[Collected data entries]
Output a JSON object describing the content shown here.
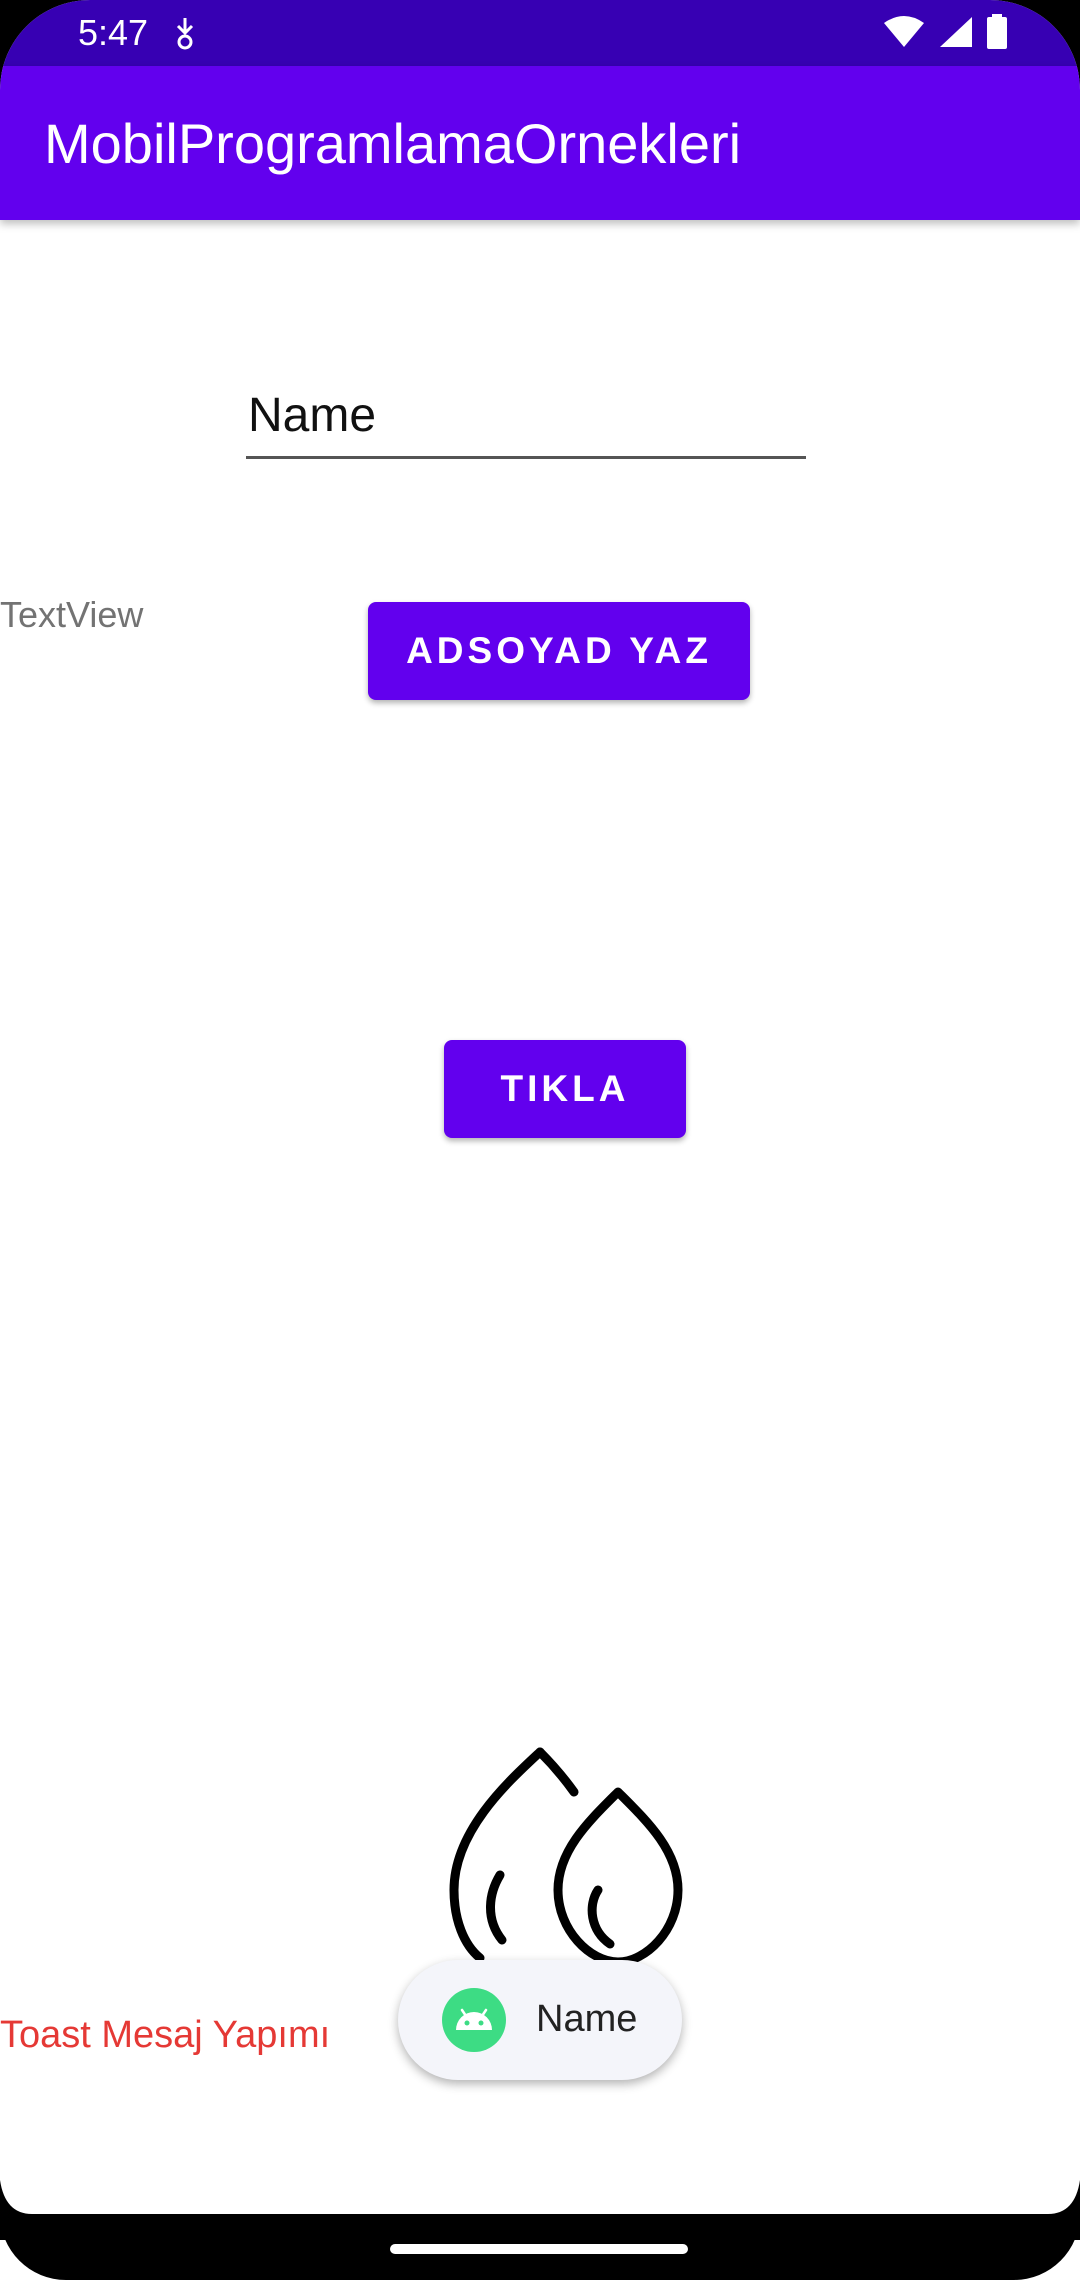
{
  "status_bar": {
    "time": "5:47",
    "left_icon": "download-notification-icon",
    "right_icons": [
      "wifi-icon",
      "signal-icon",
      "battery-icon"
    ],
    "background": "#3700B3"
  },
  "app_bar": {
    "title": "MobilProgramlamaOrnekleri",
    "background": "#6200EE"
  },
  "form": {
    "name_value": "Name",
    "text_view": "TextView",
    "adsoyad_button": "ADSOYAD YAZ",
    "tikla_button": "TIKLA",
    "button_color": "#6200EE"
  },
  "image": {
    "icon": "water-drops-icon"
  },
  "toast_section": {
    "label": "Toast Mesaj Yapımı",
    "label_color": "#E53935"
  },
  "toast": {
    "icon": "android-icon",
    "text": "Name"
  },
  "nav_bar": {
    "handle": "home-handle"
  }
}
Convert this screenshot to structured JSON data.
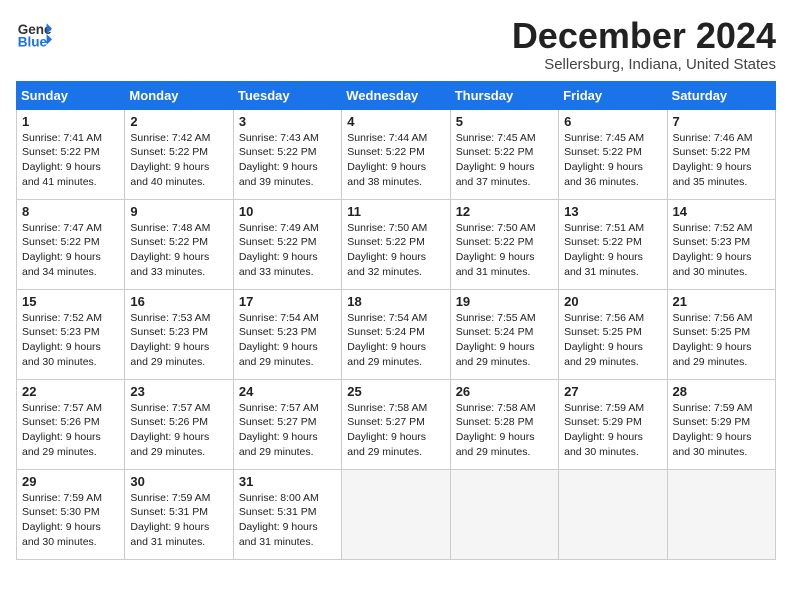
{
  "header": {
    "logo_line1": "General",
    "logo_line2": "Blue",
    "month": "December 2024",
    "location": "Sellersburg, Indiana, United States"
  },
  "weekdays": [
    "Sunday",
    "Monday",
    "Tuesday",
    "Wednesday",
    "Thursday",
    "Friday",
    "Saturday"
  ],
  "weeks": [
    [
      {
        "day": "1",
        "lines": [
          "Sunrise: 7:41 AM",
          "Sunset: 5:22 PM",
          "Daylight: 9 hours",
          "and 41 minutes."
        ]
      },
      {
        "day": "2",
        "lines": [
          "Sunrise: 7:42 AM",
          "Sunset: 5:22 PM",
          "Daylight: 9 hours",
          "and 40 minutes."
        ]
      },
      {
        "day": "3",
        "lines": [
          "Sunrise: 7:43 AM",
          "Sunset: 5:22 PM",
          "Daylight: 9 hours",
          "and 39 minutes."
        ]
      },
      {
        "day": "4",
        "lines": [
          "Sunrise: 7:44 AM",
          "Sunset: 5:22 PM",
          "Daylight: 9 hours",
          "and 38 minutes."
        ]
      },
      {
        "day": "5",
        "lines": [
          "Sunrise: 7:45 AM",
          "Sunset: 5:22 PM",
          "Daylight: 9 hours",
          "and 37 minutes."
        ]
      },
      {
        "day": "6",
        "lines": [
          "Sunrise: 7:45 AM",
          "Sunset: 5:22 PM",
          "Daylight: 9 hours",
          "and 36 minutes."
        ]
      },
      {
        "day": "7",
        "lines": [
          "Sunrise: 7:46 AM",
          "Sunset: 5:22 PM",
          "Daylight: 9 hours",
          "and 35 minutes."
        ]
      }
    ],
    [
      {
        "day": "8",
        "lines": [
          "Sunrise: 7:47 AM",
          "Sunset: 5:22 PM",
          "Daylight: 9 hours",
          "and 34 minutes."
        ]
      },
      {
        "day": "9",
        "lines": [
          "Sunrise: 7:48 AM",
          "Sunset: 5:22 PM",
          "Daylight: 9 hours",
          "and 33 minutes."
        ]
      },
      {
        "day": "10",
        "lines": [
          "Sunrise: 7:49 AM",
          "Sunset: 5:22 PM",
          "Daylight: 9 hours",
          "and 33 minutes."
        ]
      },
      {
        "day": "11",
        "lines": [
          "Sunrise: 7:50 AM",
          "Sunset: 5:22 PM",
          "Daylight: 9 hours",
          "and 32 minutes."
        ]
      },
      {
        "day": "12",
        "lines": [
          "Sunrise: 7:50 AM",
          "Sunset: 5:22 PM",
          "Daylight: 9 hours",
          "and 31 minutes."
        ]
      },
      {
        "day": "13",
        "lines": [
          "Sunrise: 7:51 AM",
          "Sunset: 5:22 PM",
          "Daylight: 9 hours",
          "and 31 minutes."
        ]
      },
      {
        "day": "14",
        "lines": [
          "Sunrise: 7:52 AM",
          "Sunset: 5:23 PM",
          "Daylight: 9 hours",
          "and 30 minutes."
        ]
      }
    ],
    [
      {
        "day": "15",
        "lines": [
          "Sunrise: 7:52 AM",
          "Sunset: 5:23 PM",
          "Daylight: 9 hours",
          "and 30 minutes."
        ]
      },
      {
        "day": "16",
        "lines": [
          "Sunrise: 7:53 AM",
          "Sunset: 5:23 PM",
          "Daylight: 9 hours",
          "and 29 minutes."
        ]
      },
      {
        "day": "17",
        "lines": [
          "Sunrise: 7:54 AM",
          "Sunset: 5:23 PM",
          "Daylight: 9 hours",
          "and 29 minutes."
        ]
      },
      {
        "day": "18",
        "lines": [
          "Sunrise: 7:54 AM",
          "Sunset: 5:24 PM",
          "Daylight: 9 hours",
          "and 29 minutes."
        ]
      },
      {
        "day": "19",
        "lines": [
          "Sunrise: 7:55 AM",
          "Sunset: 5:24 PM",
          "Daylight: 9 hours",
          "and 29 minutes."
        ]
      },
      {
        "day": "20",
        "lines": [
          "Sunrise: 7:56 AM",
          "Sunset: 5:25 PM",
          "Daylight: 9 hours",
          "and 29 minutes."
        ]
      },
      {
        "day": "21",
        "lines": [
          "Sunrise: 7:56 AM",
          "Sunset: 5:25 PM",
          "Daylight: 9 hours",
          "and 29 minutes."
        ]
      }
    ],
    [
      {
        "day": "22",
        "lines": [
          "Sunrise: 7:57 AM",
          "Sunset: 5:26 PM",
          "Daylight: 9 hours",
          "and 29 minutes."
        ]
      },
      {
        "day": "23",
        "lines": [
          "Sunrise: 7:57 AM",
          "Sunset: 5:26 PM",
          "Daylight: 9 hours",
          "and 29 minutes."
        ]
      },
      {
        "day": "24",
        "lines": [
          "Sunrise: 7:57 AM",
          "Sunset: 5:27 PM",
          "Daylight: 9 hours",
          "and 29 minutes."
        ]
      },
      {
        "day": "25",
        "lines": [
          "Sunrise: 7:58 AM",
          "Sunset: 5:27 PM",
          "Daylight: 9 hours",
          "and 29 minutes."
        ]
      },
      {
        "day": "26",
        "lines": [
          "Sunrise: 7:58 AM",
          "Sunset: 5:28 PM",
          "Daylight: 9 hours",
          "and 29 minutes."
        ]
      },
      {
        "day": "27",
        "lines": [
          "Sunrise: 7:59 AM",
          "Sunset: 5:29 PM",
          "Daylight: 9 hours",
          "and 30 minutes."
        ]
      },
      {
        "day": "28",
        "lines": [
          "Sunrise: 7:59 AM",
          "Sunset: 5:29 PM",
          "Daylight: 9 hours",
          "and 30 minutes."
        ]
      }
    ],
    [
      {
        "day": "29",
        "lines": [
          "Sunrise: 7:59 AM",
          "Sunset: 5:30 PM",
          "Daylight: 9 hours",
          "and 30 minutes."
        ]
      },
      {
        "day": "30",
        "lines": [
          "Sunrise: 7:59 AM",
          "Sunset: 5:31 PM",
          "Daylight: 9 hours",
          "and 31 minutes."
        ]
      },
      {
        "day": "31",
        "lines": [
          "Sunrise: 8:00 AM",
          "Sunset: 5:31 PM",
          "Daylight: 9 hours",
          "and 31 minutes."
        ]
      },
      null,
      null,
      null,
      null
    ]
  ]
}
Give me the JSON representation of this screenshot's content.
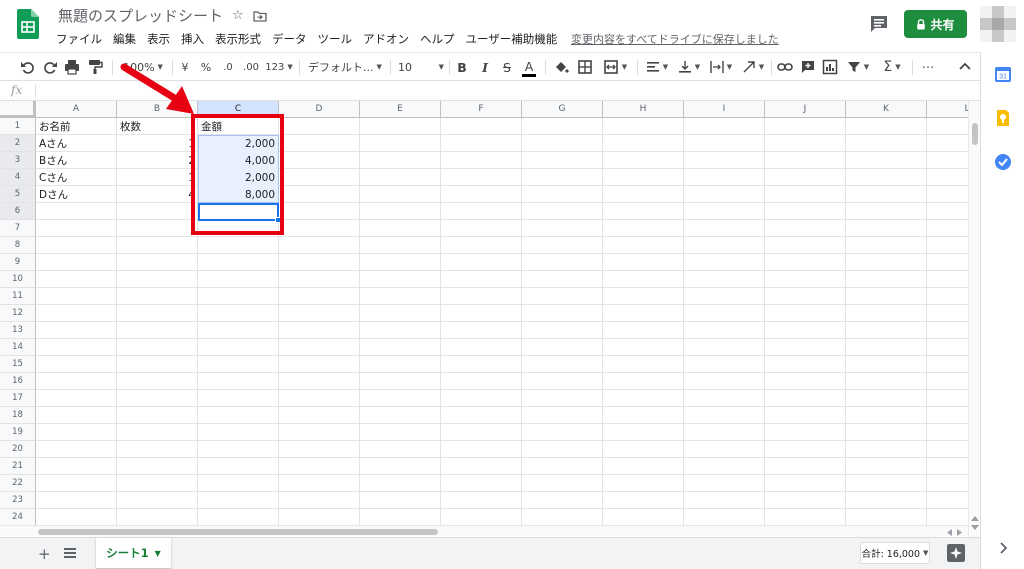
{
  "doc": {
    "title": "無題のスプレッドシート",
    "star_glyph": "☆",
    "folder_glyph": "⬚"
  },
  "menu": [
    "ファイル",
    "編集",
    "表示",
    "挿入",
    "表示形式",
    "データ",
    "ツール",
    "アドオン",
    "ヘルプ",
    "ユーザー補助機能"
  ],
  "save_status": "変更内容をすべてドライブに保存しました",
  "share": {
    "label": "共有",
    "color": "#1e8e3e"
  },
  "toolbar": {
    "zoom": "100%",
    "currency": "¥",
    "percent": "%",
    "dec_less": ".0",
    "dec_more": ".00",
    "format_more": "123",
    "font": "デフォルト...",
    "font_size": "10",
    "bold": "B",
    "italic": "I",
    "strike": "S",
    "text_color": "A",
    "more": "⋯",
    "collapse": "^"
  },
  "formula_bar": {
    "label": "fx",
    "value": ""
  },
  "columns": [
    "A",
    "B",
    "C",
    "D",
    "E",
    "F",
    "G",
    "H",
    "I",
    "J",
    "K",
    "L"
  ],
  "rows": [
    "1",
    "2",
    "3",
    "4",
    "5",
    "6",
    "7",
    "8",
    "9",
    "10",
    "11",
    "12",
    "13",
    "14",
    "15",
    "16",
    "17",
    "18",
    "19",
    "20",
    "21",
    "22",
    "23",
    "24"
  ],
  "cells": {
    "A1": "お名前",
    "B1": "枚数",
    "C1": "金額",
    "A2": "Aさん",
    "B2": "1",
    "C2": "2,000",
    "A3": "Bさん",
    "B3": "2",
    "C3": "4,000",
    "A4": "Cさん",
    "B4": "1",
    "C4": "2,000",
    "A5": "Dさん",
    "B5": "4",
    "C5": "8,000"
  },
  "sheet": {
    "tab_label": "シート1",
    "sum": "合計: 16,000",
    "add": "+"
  },
  "colors": {
    "accent": "#1a73e8",
    "selection_fill": "#e8f0fe",
    "highlight_box": "#e60012",
    "arrow": "#e60012"
  }
}
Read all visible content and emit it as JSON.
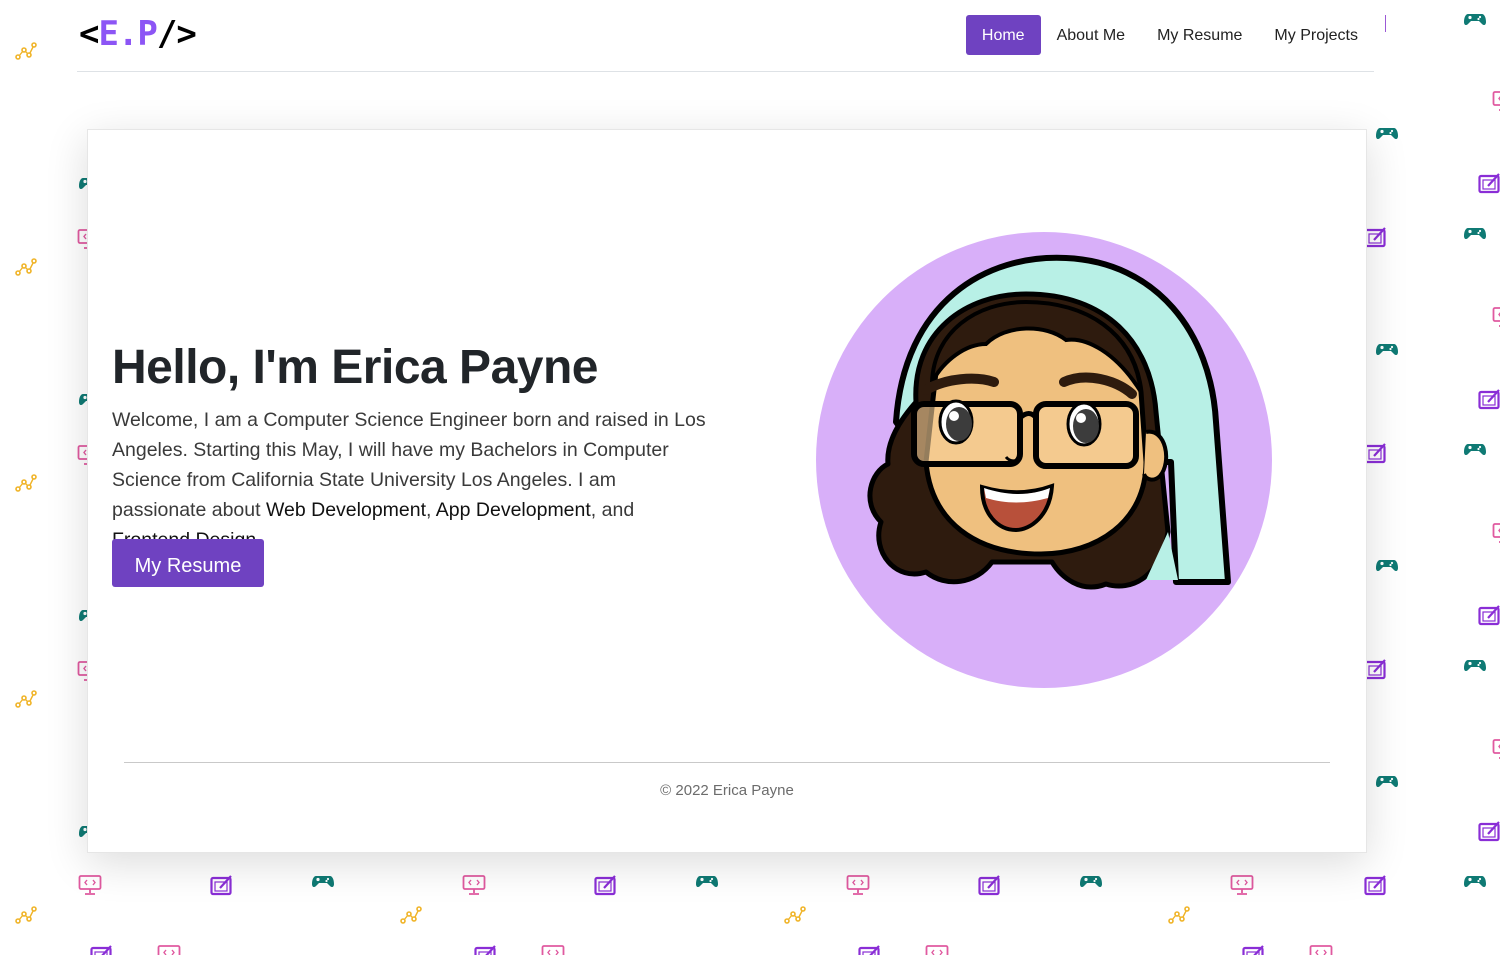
{
  "logo": {
    "open": "<",
    "initials": "E.P",
    "close": "/>"
  },
  "nav": {
    "items": [
      {
        "label": "Home",
        "active": true
      },
      {
        "label": "About Me",
        "active": false
      },
      {
        "label": "My Resume",
        "active": false
      },
      {
        "label": "My Projects",
        "active": false
      }
    ]
  },
  "hero": {
    "title": "Hello, I'm Erica Payne",
    "intro": "Welcome, I am a Computer Science Engineer born and raised in Los Angeles. Starting this May, I will have my Bachelors in Computer Science from California State University Los Angeles. I am passionate about ",
    "skill_1": "Web Development",
    "sep_1": ", ",
    "skill_2": "App Development",
    "sep_2": ", and ",
    "skill_3": "Frontend Design",
    "end": ".",
    "button_label": "My Resume"
  },
  "footer": {
    "copyright": "© 2022 Erica Payne"
  },
  "colors": {
    "accent": "#6f42c1",
    "logo_accent": "#8c55f5",
    "avatar_bg": "#d8aff9",
    "icon_gamepad": "#0f7a74",
    "icon_monitor": "#e05aa0",
    "icon_tablet": "#8a2ed6",
    "icon_chart": "#f0b429"
  },
  "background_icons": [
    "gamepad-icon",
    "monitor-code-icon",
    "drawing-tablet-icon",
    "chart-icon"
  ]
}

Aim of the task
Collect the lines of the data that carry the word "this".

Solved exercise
Convert this screenshot to structured JSON data.
Give me the JSON representation of this screenshot's content.
    "intro": "Welcome, I am a Computer Science Engineer born and raised in Los Angeles. Starting this May, I will have my Bachelors in Computer Science from California State University Los Angeles. I am passionate about ",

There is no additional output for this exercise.